* **REQUIRED TASK**
Gather the lines from the material that contain "ylabel".
──────── DATA SECTION
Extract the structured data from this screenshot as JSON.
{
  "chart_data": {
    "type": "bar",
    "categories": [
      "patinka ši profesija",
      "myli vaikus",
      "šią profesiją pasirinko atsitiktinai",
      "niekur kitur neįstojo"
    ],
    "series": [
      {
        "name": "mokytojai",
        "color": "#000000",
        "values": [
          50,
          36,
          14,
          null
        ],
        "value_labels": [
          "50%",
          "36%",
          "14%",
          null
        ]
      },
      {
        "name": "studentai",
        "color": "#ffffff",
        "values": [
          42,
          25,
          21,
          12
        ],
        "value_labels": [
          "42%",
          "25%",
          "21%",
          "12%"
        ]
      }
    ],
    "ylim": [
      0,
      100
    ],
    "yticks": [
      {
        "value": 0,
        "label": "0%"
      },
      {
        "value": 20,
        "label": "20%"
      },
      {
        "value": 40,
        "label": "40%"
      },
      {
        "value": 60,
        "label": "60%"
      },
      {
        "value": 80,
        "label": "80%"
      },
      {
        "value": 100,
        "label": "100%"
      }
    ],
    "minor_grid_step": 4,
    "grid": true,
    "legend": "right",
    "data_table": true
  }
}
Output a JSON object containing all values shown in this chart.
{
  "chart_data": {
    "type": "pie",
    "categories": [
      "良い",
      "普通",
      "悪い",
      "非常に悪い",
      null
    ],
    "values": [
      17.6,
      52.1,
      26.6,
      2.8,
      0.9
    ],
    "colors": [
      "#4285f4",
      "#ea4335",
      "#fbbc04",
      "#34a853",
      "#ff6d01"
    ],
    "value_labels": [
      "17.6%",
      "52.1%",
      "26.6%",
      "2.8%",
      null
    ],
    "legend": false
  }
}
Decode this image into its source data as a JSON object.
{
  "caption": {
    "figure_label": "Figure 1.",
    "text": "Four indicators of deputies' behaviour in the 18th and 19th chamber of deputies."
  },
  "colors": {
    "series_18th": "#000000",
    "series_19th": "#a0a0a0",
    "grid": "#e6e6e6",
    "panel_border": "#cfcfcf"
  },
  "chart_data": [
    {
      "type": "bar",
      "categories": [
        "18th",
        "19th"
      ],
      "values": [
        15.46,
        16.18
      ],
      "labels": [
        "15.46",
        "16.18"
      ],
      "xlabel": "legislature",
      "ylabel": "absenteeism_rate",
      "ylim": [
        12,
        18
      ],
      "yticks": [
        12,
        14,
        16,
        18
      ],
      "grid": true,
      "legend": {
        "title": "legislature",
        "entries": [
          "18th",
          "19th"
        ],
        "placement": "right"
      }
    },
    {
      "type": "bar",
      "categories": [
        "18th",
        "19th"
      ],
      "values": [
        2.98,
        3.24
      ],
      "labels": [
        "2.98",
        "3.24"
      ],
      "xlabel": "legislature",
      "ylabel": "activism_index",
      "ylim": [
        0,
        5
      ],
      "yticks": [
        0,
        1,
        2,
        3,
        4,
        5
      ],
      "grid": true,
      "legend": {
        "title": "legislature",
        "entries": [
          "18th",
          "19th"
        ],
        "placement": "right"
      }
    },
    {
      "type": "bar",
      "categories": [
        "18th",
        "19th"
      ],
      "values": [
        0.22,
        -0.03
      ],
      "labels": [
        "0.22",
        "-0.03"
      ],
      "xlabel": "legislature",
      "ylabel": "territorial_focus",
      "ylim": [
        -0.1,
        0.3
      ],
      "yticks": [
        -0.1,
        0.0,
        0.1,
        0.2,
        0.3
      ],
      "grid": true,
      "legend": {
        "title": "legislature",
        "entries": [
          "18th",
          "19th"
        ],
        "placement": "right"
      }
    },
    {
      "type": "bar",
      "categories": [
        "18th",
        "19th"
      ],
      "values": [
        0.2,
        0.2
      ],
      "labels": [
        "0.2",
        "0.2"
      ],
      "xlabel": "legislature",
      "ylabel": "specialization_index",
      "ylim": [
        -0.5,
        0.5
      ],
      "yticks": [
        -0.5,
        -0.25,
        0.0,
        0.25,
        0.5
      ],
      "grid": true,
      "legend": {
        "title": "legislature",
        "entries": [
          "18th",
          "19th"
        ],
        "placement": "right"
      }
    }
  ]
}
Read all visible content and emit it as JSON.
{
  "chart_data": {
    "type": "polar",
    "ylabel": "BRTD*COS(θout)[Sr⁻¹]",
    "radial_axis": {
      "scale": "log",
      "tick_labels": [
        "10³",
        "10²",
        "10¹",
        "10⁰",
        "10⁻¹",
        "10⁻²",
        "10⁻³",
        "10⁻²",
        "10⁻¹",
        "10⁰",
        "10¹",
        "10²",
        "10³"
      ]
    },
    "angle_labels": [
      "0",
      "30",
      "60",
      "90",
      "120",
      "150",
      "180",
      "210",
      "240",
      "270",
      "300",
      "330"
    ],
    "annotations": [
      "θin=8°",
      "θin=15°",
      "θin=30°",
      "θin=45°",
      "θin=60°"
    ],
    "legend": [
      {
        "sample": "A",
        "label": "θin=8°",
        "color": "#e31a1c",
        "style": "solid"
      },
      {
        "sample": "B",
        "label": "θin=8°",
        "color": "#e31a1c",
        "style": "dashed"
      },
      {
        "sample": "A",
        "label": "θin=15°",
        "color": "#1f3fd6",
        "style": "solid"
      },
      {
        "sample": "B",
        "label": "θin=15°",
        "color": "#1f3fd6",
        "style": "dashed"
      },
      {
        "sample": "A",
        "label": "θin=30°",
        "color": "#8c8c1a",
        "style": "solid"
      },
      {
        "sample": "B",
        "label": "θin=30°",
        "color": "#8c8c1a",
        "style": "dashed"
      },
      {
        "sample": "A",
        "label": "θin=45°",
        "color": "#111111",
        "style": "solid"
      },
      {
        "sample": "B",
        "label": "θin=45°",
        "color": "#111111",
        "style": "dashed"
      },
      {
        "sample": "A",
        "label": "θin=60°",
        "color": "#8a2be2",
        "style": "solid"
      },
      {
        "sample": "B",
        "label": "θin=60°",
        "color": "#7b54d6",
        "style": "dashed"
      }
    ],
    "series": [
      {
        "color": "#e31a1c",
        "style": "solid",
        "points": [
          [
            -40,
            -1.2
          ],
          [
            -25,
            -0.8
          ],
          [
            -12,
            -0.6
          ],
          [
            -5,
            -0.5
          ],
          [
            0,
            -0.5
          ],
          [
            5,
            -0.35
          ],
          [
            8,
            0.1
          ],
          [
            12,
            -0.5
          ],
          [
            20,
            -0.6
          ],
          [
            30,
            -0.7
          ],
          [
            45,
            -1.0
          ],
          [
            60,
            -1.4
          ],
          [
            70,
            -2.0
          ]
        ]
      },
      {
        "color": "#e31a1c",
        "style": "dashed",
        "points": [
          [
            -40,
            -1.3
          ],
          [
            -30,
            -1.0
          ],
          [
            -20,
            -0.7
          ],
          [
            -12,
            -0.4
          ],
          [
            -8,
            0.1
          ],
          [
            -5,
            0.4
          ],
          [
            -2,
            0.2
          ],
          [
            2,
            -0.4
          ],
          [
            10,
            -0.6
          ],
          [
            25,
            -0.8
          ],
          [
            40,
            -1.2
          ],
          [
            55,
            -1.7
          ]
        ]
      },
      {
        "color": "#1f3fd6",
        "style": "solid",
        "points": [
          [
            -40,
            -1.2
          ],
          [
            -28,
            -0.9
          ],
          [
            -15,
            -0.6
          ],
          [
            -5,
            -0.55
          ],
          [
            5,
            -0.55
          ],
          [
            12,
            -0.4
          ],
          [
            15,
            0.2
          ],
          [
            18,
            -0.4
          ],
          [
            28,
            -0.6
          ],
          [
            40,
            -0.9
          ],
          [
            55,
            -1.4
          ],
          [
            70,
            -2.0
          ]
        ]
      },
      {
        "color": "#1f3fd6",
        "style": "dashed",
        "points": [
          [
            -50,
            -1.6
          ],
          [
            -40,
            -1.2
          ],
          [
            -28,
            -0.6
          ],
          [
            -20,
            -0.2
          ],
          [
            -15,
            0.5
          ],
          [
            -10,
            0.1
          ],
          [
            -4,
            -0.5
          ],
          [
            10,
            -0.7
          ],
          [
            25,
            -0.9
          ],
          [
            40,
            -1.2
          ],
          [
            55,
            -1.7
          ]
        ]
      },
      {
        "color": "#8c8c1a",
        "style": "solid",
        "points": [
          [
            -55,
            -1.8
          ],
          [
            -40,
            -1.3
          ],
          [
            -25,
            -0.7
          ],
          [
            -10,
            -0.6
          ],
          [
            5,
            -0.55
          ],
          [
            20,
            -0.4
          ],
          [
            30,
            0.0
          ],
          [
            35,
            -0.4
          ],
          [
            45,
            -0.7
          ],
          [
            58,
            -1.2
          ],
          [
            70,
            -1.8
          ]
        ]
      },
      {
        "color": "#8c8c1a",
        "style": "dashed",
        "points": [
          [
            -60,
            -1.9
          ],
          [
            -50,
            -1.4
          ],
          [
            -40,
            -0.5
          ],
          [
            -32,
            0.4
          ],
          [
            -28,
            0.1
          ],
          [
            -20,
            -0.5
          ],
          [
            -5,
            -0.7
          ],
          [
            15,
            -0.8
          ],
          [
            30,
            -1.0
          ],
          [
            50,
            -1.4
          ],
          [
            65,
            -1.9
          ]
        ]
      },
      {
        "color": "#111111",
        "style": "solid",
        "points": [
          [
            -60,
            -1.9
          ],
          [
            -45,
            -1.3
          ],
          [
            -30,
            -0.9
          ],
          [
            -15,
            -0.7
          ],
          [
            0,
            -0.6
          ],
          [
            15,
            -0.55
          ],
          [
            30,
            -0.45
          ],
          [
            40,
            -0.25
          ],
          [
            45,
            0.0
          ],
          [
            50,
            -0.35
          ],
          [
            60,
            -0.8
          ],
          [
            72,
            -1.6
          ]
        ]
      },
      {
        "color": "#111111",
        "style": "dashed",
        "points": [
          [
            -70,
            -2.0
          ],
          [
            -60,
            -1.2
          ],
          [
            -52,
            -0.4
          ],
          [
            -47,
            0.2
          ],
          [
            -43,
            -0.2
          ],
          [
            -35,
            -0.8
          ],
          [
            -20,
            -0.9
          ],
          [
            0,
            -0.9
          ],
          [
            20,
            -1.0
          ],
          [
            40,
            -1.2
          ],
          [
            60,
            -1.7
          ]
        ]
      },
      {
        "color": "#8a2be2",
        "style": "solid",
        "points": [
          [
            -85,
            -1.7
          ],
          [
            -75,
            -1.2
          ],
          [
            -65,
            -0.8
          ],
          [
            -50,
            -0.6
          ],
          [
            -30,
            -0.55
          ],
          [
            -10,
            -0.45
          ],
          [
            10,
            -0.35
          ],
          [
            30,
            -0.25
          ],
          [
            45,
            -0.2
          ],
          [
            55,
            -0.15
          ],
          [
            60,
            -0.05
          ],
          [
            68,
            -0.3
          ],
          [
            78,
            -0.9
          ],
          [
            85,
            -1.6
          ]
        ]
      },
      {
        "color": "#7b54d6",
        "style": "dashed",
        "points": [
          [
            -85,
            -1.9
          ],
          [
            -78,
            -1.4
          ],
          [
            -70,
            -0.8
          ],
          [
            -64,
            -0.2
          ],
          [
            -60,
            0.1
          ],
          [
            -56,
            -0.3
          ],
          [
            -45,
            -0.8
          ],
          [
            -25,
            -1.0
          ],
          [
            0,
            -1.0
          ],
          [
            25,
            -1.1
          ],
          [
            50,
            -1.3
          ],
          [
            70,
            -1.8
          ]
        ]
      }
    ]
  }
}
────────────────
* **RESPONSE TO THIS TASK**
      "ylabel": "absenteeism_rate",
      "ylabel": "activism_index",
      "ylabel": "territorial_focus",
      "ylabel": "specialization_index",
    "ylabel": "BRTD*COS(θout)[Sr⁻¹]",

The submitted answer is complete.